WHAT IS ASKED: Pick out all lines in the listing holding the string "Espere" and copy them.

Data entries:
———
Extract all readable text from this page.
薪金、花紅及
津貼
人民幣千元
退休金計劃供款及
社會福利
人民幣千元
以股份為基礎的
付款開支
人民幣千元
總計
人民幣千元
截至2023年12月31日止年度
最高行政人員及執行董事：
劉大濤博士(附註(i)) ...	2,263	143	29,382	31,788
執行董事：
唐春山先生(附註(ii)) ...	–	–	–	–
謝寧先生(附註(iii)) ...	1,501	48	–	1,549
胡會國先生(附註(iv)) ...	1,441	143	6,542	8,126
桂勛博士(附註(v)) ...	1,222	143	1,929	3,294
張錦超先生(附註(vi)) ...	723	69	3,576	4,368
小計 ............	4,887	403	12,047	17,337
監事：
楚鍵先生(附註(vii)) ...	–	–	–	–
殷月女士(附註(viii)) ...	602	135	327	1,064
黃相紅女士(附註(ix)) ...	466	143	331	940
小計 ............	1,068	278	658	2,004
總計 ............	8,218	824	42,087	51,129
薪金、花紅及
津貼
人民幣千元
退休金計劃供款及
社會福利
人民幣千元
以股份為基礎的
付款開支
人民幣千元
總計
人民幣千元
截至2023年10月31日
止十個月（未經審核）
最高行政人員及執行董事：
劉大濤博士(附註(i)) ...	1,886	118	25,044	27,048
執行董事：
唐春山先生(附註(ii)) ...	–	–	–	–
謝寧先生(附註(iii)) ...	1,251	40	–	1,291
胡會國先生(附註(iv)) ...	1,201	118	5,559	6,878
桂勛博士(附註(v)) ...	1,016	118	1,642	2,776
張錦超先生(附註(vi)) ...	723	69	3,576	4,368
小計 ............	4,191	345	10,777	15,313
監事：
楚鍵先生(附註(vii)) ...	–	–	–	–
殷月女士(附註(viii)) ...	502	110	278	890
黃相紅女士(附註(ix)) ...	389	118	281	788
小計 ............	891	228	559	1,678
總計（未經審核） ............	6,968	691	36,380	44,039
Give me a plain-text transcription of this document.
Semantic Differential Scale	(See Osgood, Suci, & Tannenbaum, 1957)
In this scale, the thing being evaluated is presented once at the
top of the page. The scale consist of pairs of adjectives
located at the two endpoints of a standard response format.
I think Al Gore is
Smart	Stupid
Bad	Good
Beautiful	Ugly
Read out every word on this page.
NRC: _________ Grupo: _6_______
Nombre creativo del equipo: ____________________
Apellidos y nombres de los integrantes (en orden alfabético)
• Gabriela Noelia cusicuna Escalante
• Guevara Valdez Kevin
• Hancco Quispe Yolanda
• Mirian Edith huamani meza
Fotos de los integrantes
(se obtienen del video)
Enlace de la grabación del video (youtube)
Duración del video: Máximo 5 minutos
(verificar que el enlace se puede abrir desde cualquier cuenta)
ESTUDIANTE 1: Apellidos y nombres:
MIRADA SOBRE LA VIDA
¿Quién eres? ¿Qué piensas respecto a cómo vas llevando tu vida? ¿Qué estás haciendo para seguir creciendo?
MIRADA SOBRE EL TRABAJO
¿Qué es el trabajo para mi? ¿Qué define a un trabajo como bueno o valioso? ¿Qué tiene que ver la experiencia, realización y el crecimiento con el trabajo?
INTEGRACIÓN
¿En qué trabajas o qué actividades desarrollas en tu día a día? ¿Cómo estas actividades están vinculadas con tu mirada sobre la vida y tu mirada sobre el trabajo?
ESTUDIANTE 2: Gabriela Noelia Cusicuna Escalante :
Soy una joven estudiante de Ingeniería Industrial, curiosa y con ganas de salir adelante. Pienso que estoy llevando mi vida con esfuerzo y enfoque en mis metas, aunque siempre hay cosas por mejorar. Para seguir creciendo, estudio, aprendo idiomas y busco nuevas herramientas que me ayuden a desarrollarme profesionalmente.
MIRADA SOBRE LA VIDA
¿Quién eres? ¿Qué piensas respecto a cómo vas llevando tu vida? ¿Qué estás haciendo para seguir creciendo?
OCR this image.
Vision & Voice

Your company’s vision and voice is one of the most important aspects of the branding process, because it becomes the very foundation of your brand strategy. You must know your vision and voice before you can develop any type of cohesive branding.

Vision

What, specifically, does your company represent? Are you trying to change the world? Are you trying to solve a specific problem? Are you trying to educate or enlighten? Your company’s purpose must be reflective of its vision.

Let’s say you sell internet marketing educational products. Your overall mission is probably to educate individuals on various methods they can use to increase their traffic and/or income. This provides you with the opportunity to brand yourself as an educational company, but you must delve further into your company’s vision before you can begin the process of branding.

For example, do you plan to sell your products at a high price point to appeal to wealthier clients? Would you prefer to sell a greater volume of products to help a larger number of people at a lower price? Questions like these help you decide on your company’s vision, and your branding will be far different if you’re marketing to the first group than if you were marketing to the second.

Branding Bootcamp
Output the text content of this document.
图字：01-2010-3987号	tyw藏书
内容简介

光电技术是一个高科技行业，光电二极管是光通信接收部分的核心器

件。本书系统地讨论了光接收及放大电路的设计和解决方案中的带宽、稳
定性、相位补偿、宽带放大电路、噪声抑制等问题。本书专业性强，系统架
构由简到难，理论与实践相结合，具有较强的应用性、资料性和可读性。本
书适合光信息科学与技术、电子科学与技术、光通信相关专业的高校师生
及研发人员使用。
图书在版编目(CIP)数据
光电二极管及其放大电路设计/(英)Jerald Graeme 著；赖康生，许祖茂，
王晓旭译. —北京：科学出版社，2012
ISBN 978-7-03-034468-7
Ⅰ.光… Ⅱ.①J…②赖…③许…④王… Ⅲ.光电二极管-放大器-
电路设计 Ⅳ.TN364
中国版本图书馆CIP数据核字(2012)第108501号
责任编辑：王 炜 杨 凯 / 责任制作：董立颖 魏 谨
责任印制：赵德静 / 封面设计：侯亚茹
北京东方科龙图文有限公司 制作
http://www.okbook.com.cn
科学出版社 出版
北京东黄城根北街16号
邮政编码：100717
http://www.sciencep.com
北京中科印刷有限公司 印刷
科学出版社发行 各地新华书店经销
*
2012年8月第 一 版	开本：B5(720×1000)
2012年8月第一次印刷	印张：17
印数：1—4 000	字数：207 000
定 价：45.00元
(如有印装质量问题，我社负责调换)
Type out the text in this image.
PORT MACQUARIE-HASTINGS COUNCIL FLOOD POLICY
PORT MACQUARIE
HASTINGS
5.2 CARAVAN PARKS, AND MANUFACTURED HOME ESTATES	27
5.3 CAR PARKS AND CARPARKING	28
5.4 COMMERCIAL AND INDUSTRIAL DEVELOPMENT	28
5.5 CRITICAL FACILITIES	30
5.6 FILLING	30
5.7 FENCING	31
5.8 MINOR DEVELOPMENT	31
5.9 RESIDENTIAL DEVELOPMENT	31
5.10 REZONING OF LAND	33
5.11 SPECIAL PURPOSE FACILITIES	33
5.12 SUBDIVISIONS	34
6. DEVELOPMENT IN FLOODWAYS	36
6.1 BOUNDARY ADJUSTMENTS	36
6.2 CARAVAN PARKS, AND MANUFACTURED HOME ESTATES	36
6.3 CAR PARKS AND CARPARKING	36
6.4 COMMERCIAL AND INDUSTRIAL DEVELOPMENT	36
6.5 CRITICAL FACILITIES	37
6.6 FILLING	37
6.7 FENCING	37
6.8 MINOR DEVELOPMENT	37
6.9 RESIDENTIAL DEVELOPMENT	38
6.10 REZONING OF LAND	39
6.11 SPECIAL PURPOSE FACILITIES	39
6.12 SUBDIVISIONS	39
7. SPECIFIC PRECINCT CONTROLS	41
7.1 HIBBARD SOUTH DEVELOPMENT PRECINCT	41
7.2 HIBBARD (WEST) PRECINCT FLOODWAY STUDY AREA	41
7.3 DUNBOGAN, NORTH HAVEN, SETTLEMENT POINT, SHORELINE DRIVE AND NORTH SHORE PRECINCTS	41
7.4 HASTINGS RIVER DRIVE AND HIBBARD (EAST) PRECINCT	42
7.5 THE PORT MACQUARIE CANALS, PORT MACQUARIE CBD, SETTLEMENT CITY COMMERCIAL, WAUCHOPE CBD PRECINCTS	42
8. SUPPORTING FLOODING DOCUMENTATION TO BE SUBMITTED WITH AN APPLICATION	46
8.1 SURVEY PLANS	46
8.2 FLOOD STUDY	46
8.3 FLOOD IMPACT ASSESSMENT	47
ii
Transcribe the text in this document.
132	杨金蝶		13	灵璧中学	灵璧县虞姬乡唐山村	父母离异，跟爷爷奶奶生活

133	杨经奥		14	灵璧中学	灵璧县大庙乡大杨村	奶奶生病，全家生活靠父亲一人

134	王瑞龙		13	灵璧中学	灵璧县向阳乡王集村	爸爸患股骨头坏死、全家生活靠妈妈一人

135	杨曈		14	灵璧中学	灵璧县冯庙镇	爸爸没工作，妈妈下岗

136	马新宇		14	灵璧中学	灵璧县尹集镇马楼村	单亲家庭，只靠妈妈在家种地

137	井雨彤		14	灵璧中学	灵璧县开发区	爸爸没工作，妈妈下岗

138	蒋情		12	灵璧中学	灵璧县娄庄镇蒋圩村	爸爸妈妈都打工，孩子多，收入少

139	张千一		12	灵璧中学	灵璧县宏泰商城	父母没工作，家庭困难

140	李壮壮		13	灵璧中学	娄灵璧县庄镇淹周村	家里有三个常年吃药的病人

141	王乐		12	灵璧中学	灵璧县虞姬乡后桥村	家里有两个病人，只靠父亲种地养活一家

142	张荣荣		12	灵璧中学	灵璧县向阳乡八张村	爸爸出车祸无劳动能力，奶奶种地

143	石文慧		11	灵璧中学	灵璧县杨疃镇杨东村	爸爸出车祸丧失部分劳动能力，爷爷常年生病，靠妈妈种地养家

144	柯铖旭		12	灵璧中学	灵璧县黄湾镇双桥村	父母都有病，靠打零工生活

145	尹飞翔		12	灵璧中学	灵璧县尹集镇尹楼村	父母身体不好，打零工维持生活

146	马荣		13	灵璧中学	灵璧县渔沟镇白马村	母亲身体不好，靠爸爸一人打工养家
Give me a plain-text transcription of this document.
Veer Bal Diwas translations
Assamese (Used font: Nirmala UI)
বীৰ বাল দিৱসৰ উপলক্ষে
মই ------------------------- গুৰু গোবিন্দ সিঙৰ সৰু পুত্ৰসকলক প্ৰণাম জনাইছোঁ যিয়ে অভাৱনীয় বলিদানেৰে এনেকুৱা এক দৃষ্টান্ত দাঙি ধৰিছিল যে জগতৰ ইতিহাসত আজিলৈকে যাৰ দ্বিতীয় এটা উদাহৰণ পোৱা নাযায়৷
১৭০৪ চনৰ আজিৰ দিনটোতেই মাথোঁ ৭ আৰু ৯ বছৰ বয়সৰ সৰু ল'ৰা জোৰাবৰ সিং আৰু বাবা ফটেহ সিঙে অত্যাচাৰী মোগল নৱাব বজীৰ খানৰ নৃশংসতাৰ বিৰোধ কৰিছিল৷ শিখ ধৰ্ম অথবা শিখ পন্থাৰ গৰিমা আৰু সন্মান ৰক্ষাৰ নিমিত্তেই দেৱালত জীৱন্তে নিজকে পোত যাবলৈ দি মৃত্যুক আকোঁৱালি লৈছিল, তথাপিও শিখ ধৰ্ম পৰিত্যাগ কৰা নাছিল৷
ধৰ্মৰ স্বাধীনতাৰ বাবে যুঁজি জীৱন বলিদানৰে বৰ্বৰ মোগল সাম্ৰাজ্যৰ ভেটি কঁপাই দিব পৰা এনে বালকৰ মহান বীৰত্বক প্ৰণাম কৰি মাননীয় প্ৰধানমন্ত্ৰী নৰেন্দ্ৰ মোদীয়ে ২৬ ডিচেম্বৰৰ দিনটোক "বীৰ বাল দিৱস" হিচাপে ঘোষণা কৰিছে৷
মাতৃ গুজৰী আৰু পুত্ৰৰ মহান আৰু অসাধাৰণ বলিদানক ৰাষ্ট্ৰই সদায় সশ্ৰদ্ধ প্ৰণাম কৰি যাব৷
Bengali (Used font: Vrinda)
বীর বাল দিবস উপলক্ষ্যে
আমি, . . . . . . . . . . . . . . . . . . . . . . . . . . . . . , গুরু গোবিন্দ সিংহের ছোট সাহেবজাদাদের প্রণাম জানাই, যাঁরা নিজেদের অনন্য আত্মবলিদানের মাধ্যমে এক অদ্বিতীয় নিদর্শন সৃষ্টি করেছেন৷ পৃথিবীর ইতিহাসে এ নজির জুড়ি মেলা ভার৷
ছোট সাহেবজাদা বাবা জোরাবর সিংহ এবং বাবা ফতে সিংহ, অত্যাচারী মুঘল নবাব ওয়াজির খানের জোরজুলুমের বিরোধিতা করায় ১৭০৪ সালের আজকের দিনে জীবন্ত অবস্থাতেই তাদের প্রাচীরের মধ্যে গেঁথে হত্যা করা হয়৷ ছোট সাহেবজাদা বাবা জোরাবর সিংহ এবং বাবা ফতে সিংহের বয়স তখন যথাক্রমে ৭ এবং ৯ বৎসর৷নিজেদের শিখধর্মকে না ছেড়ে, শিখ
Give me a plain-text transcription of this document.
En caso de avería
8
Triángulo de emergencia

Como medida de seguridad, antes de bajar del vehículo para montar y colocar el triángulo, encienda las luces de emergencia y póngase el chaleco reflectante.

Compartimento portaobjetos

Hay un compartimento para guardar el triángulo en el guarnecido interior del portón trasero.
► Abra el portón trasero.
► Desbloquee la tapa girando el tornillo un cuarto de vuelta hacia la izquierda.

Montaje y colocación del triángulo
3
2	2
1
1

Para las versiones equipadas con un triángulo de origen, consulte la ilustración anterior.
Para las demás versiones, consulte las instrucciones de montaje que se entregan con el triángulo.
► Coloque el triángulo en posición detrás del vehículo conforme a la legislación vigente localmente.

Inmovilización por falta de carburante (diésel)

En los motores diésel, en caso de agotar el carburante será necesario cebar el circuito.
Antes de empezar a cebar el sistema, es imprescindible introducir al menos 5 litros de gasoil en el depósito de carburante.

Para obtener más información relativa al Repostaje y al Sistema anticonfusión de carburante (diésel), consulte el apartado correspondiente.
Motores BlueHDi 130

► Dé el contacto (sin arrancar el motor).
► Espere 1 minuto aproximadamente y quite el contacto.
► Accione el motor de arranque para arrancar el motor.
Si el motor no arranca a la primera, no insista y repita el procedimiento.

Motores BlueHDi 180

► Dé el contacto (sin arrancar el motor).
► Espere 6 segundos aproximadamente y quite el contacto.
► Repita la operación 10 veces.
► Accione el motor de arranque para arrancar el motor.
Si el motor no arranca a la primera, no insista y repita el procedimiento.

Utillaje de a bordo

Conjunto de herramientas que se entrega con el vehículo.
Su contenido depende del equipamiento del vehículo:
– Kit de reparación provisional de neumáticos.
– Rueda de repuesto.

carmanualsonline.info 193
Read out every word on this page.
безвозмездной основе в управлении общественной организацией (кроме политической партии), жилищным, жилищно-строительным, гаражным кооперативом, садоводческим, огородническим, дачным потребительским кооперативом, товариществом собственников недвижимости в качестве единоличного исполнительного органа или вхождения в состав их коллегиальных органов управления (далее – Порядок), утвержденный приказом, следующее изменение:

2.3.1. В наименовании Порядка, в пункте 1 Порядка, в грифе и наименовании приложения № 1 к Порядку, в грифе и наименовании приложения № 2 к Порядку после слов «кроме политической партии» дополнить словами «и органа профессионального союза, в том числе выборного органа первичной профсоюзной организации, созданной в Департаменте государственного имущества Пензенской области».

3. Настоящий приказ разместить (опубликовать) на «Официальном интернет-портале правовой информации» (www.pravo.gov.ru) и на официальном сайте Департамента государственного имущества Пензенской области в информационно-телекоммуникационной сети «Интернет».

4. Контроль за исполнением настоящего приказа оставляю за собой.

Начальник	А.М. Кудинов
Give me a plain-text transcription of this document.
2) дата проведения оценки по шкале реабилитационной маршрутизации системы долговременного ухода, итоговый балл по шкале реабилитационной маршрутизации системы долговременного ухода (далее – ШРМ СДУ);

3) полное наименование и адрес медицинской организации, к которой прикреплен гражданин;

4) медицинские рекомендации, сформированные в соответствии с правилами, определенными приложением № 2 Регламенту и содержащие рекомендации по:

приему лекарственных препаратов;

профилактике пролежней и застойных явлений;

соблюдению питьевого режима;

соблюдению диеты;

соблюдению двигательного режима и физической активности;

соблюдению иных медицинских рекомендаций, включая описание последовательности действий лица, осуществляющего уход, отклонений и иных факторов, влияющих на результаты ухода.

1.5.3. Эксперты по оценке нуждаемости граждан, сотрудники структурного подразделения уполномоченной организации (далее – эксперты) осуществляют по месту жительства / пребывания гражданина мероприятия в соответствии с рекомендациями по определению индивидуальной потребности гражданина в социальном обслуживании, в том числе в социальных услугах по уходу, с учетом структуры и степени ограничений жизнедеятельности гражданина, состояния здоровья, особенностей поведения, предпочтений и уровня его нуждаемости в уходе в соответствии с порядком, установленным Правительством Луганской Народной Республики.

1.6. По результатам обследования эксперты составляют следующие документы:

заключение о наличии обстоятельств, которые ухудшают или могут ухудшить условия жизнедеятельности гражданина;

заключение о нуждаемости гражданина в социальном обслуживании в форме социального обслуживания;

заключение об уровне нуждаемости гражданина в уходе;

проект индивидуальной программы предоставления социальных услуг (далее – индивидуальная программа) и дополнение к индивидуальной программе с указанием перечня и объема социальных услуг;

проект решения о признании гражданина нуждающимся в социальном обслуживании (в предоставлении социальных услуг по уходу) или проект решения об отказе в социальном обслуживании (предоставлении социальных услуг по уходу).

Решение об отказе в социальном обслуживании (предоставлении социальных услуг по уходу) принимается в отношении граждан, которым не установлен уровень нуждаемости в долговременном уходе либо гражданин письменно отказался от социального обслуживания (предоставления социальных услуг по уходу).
———
RESULT OF THE TASK:
► Espere 1 minuto aproximadamente y quite el contacto.
► Espere 6 segundos aproximadamente y quite el contacto.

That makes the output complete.